§ **WHAT TO PRODUCE**:
From the entries below, copy every line that holds the word "name".

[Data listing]

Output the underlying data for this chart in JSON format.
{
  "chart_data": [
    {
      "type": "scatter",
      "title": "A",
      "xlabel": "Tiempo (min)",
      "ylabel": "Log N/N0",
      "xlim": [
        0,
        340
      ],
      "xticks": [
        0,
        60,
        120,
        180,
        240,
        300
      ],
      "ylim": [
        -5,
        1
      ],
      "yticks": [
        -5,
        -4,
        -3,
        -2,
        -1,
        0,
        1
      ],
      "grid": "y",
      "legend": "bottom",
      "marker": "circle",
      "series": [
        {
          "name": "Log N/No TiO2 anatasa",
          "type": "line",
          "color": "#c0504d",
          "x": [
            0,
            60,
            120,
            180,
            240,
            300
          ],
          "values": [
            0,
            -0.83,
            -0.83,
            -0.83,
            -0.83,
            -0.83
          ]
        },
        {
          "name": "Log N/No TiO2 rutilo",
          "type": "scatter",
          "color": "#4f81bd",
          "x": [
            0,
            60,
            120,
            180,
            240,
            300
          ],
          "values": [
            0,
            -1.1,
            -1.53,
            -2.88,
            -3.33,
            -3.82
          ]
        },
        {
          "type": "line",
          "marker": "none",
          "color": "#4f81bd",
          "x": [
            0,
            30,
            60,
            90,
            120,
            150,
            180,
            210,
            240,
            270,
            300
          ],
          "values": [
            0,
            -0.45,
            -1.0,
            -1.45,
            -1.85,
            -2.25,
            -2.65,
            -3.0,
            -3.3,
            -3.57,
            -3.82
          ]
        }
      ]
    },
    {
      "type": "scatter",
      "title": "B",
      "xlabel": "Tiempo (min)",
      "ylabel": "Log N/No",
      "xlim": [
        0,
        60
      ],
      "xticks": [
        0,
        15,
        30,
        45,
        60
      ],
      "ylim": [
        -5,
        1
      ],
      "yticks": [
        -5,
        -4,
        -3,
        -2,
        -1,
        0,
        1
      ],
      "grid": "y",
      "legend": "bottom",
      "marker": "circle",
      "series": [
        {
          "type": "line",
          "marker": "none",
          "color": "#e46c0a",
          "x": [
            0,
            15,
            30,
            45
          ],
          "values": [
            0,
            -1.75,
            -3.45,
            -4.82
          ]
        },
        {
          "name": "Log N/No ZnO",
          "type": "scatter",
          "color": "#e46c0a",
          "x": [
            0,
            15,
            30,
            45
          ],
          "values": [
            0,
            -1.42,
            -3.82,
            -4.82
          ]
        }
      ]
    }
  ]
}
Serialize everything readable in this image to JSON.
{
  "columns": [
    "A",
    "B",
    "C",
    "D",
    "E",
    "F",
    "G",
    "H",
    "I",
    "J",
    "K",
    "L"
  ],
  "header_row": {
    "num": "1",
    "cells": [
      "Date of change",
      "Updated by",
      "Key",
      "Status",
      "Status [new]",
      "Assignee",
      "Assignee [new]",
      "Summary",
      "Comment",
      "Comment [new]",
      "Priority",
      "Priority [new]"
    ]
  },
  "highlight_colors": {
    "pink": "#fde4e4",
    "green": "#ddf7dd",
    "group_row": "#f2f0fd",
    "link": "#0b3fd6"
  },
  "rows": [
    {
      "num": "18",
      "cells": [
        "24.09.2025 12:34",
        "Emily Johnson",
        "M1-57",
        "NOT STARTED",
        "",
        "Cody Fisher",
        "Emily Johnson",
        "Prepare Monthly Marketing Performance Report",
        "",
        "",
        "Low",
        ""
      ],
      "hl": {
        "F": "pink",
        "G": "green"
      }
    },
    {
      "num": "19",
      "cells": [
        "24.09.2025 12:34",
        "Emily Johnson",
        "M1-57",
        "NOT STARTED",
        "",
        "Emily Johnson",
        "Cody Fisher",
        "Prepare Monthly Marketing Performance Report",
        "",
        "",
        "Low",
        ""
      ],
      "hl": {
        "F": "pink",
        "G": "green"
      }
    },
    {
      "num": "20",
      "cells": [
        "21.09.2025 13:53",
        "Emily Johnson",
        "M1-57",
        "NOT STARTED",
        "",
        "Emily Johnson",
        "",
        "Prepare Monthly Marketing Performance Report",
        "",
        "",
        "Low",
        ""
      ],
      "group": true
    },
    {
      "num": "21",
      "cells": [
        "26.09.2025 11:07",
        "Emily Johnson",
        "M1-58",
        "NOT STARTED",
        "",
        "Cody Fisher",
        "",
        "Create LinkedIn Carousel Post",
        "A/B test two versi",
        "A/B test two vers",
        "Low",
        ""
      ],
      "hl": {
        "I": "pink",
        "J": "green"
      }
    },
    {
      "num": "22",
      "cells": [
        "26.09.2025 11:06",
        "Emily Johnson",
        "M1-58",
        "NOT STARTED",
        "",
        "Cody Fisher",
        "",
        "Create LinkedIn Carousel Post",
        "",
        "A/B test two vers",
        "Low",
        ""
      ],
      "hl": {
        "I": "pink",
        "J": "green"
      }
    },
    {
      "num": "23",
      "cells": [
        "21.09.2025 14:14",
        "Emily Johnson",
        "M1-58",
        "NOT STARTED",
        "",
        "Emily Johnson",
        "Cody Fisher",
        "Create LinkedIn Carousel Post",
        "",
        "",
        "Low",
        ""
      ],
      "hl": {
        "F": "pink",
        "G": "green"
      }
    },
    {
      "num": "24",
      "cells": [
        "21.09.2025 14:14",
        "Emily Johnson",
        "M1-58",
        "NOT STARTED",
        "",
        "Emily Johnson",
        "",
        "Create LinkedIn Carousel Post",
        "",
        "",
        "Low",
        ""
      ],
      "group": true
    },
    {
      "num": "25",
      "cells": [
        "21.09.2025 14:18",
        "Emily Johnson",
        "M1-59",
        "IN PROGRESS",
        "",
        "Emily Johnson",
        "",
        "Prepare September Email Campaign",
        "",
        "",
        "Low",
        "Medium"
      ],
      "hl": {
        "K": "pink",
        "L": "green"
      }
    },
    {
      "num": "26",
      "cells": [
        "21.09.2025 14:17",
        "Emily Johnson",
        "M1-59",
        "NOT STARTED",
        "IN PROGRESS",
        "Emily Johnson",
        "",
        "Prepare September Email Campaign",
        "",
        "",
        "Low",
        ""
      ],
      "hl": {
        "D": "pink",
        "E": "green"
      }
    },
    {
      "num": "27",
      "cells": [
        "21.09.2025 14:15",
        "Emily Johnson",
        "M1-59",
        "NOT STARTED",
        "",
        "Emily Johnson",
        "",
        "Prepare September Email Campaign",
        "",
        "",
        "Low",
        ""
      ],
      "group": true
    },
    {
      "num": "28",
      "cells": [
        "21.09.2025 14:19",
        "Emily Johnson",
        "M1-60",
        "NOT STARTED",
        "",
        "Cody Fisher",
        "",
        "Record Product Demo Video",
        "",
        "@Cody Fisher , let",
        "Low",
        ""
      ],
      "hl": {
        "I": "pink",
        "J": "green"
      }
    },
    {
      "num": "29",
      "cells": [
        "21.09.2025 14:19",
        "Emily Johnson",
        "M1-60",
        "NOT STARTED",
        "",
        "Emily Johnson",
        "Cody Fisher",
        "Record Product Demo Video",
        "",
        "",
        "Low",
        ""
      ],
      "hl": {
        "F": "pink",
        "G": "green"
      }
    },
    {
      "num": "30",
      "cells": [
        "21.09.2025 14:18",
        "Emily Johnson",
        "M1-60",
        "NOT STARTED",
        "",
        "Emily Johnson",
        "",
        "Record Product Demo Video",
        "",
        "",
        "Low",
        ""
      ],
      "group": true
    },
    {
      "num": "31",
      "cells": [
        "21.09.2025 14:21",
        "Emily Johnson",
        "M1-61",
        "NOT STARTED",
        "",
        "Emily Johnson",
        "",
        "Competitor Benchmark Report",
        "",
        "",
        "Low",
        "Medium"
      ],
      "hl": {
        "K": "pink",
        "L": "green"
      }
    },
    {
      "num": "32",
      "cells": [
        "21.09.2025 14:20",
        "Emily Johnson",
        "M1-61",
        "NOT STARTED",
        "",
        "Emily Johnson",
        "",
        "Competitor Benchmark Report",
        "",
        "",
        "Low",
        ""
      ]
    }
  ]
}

§ **REPLY TO THE TASK**:
          "name": "Log N/No TiO2 anatasa",
          "name": "Log N/No TiO2 rutilo",
          "name": "Log N/No ZnO",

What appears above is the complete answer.